PROBLEM: Extract every entry word for word.

LISTED RECORDS:
* * * * *
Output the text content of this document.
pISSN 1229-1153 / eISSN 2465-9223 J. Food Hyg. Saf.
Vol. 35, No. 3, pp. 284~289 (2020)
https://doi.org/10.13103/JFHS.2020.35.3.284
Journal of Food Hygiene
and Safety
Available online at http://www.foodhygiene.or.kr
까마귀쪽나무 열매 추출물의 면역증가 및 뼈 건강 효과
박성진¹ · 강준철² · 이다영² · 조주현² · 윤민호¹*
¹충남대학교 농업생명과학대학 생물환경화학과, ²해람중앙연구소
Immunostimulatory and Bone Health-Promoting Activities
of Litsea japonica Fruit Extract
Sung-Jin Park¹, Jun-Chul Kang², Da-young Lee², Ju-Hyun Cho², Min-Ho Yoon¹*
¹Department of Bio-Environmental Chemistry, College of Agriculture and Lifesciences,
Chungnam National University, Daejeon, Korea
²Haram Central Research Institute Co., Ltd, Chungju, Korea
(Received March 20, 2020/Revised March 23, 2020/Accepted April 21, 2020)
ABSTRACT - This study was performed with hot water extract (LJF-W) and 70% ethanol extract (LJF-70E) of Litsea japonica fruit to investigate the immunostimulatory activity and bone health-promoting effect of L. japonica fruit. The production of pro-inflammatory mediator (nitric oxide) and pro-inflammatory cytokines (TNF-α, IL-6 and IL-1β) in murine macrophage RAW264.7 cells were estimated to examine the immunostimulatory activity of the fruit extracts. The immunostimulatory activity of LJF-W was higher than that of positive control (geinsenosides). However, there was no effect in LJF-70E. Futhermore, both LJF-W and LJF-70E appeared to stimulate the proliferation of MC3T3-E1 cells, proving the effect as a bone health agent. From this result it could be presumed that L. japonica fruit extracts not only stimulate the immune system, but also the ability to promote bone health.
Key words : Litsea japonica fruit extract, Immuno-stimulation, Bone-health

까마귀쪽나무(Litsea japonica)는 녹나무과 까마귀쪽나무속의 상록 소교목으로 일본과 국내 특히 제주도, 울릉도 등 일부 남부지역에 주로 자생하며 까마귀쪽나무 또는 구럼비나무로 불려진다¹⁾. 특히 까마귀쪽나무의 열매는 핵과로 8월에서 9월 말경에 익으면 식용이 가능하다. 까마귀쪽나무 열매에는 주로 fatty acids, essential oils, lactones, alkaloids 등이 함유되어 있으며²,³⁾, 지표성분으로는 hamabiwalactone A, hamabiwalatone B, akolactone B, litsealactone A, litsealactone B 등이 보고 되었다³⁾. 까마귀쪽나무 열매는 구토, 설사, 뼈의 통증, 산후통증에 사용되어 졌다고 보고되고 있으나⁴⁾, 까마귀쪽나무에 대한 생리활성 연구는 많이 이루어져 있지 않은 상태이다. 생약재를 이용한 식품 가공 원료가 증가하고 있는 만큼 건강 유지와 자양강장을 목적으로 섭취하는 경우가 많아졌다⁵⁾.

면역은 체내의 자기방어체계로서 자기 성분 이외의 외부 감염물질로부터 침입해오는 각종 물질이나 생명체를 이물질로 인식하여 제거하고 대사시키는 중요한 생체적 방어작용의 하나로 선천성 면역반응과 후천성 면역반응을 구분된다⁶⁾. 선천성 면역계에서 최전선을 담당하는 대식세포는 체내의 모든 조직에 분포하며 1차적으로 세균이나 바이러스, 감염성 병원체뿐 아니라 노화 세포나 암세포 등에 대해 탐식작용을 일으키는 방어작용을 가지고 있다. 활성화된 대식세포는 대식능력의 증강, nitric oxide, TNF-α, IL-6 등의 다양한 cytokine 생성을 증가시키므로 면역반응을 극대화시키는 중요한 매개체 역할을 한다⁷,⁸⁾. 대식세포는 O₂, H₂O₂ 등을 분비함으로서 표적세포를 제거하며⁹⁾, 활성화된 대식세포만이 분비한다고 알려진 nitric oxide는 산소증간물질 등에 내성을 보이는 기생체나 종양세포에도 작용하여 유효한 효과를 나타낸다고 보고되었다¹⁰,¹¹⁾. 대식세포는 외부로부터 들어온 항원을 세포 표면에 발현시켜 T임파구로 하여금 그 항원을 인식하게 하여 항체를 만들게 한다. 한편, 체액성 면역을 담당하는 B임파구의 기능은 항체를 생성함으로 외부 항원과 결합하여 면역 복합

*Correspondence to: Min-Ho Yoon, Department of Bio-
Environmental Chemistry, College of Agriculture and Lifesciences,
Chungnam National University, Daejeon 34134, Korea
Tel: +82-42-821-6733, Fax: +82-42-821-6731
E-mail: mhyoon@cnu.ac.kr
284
* * * * *
TASK RESULT:
Output the text content of this document.
pISSN 1229-1153 / eISSN 2465-9223 J. Food Hyg. Saf.
Vol. 35, No. 3, pp. 284~289 (2020)
https://doi.org/10.13103/JFHS.2020.35.3.284
Journal of Food Hygiene
and Safety
Available online at http://www.foodhygiene.or.kr
까마귀쪽나무 열매 추출물의 면역증가 및 뼈 건강 효과
박성진¹ · 강준철² · 이다영² · 조주현² · 윤민호¹*
¹충남대학교 농업생명과학대학 생물환경화학과, ²해람중앙연구소
Immunostimulatory and Bone Health-Promoting Activities
of Litsea japonica Fruit Extract
Sung-Jin Park¹, Jun-Chul Kang², Da-young Lee², Ju-Hyun Cho², Min-Ho Yoon¹*
¹Department of Bio-Environmental Chemistry, College of Agriculture and Lifesciences,
Chungnam National University, Daejeon, Korea
²Haram Central Research Institute Co., Ltd, Chungju, Korea
(Received March 20, 2020/Revised March 23, 2020/Accepted April 21, 2020)
ABSTRACT - This study was performed with hot water extract (LJF-W) and 70% ethanol extract (LJF-70E) of Litsea japonica fruit to investigate the immunostimulatory activity and bone health-promoting effect of L. japonica fruit. The production of pro-inflammatory mediator (nitric oxide) and pro-inflammatory cytokines (TNF-α, IL-6 and IL-1β) in murine macrophage RAW264.7 cells were estimated to examine the immunostimulatory activity of the fruit extracts. The immunostimulatory activity of LJF-W was higher than that of positive control (geinsenosides). However, there was no effect in LJF-70E. Futhermore, both LJF-W and LJF-70E appeared to stimulate the proliferation of MC3T3-E1 cells, proving the effect as a bone health agent. From this result it could be presumed that L. japonica fruit extracts not only stimulate the immune system, but also the ability to promote bone health.
Key words : Litsea japonica fruit extract, Immuno-stimulation, Bone-health

까마귀쪽나무(Litsea japonica)는 녹나무과 까마귀쪽나무속의 상록 소교목으로 일본과 국내 특히 제주도, 울릉도 등 일부 남부지역에 주로 자생하며 까마귀쪽나무 또는 구럼비나무로 불려진다¹⁾. 특히 까마귀쪽나무의 열매는 핵과로 8월에서 9월 말경에 익으면 식용이 가능하다. 까마귀쪽나무 열매에는 주로 fatty acids, essential oils, lactones, alkaloids 등이 함유되어 있으며²,³⁾, 지표성분으로는 hamabiwalactone A, hamabiwalatone B, akolactone B, litsealactone A, litsealactone B 등이 보고 되었다³⁾. 까마귀쪽나무 열매는 구토, 설사, 뼈의 통증, 산후통증에 사용되어 졌다고 보고되고 있으나⁴⁾, 까마귀쪽나무에 대한 생리활성 연구는 많이 이루어져 있지 않은 상태이다. 생약재를 이용한 식품 가공 원료가 증가하고 있는 만큼 건강 유지와 자양강장을 목적으로 섭취하는 경우가 많아졌다⁵⁾.

면역은 체내의 자기방어체계로서 자기 성분 이외의 외부 감염물질로부터 침입해오는 각종 물질이나 생명체를 이물질로 인식하여 제거하고 대사시키는 중요한 생체적 방어작용의 하나로 선천성 면역반응과 후천성 면역반응을 구분된다⁶⁾. 선천성 면역계에서 최전선을 담당하는 대식세포는 체내의 모든 조직에 분포하며 1차적으로 세균이나 바이러스, 감염성 병원체뿐 아니라 노화 세포나 암세포 등에 대해 탐식작용을 일으키는 방어작용을 가지고 있다. 활성화된 대식세포는 대식능력의 증강, nitric oxide, TNF-α, IL-6 등의 다양한 cytokine 생성을 증가시키므로 면역반응을 극대화시키는 중요한 매개체 역할을 한다⁷,⁸⁾. 대식세포는 O₂, H₂O₂ 등을 분비함으로서 표적세포를 제거하며⁹⁾, 활성화된 대식세포만이 분비한다고 알려진 nitric oxide는 산소증간물질 등에 내성을 보이는 기생체나 종양세포에도 작용하여 유효한 효과를 나타낸다고 보고되었다¹⁰,¹¹⁾. 대식세포는 외부로부터 들어온 항원을 세포 표면에 발현시켜 T임파구로 하여금 그 항원을 인식하게 하여 항체를 만들게 한다. 한편, 체액성 면역을 담당하는 B임파구의 기능은 항체를 생성함으로 외부 항원과 결합하여 면역 복합

*Correspondence to: Min-Ho Yoon, Department of Bio-
Environmental Chemistry, College of Agriculture and Lifesciences,
Chungnam National University, Daejeon 34134, Korea
Tel: +82-42-821-6733, Fax: +82-42-821-6731
E-mail: mhyoon@cnu.ac.kr
284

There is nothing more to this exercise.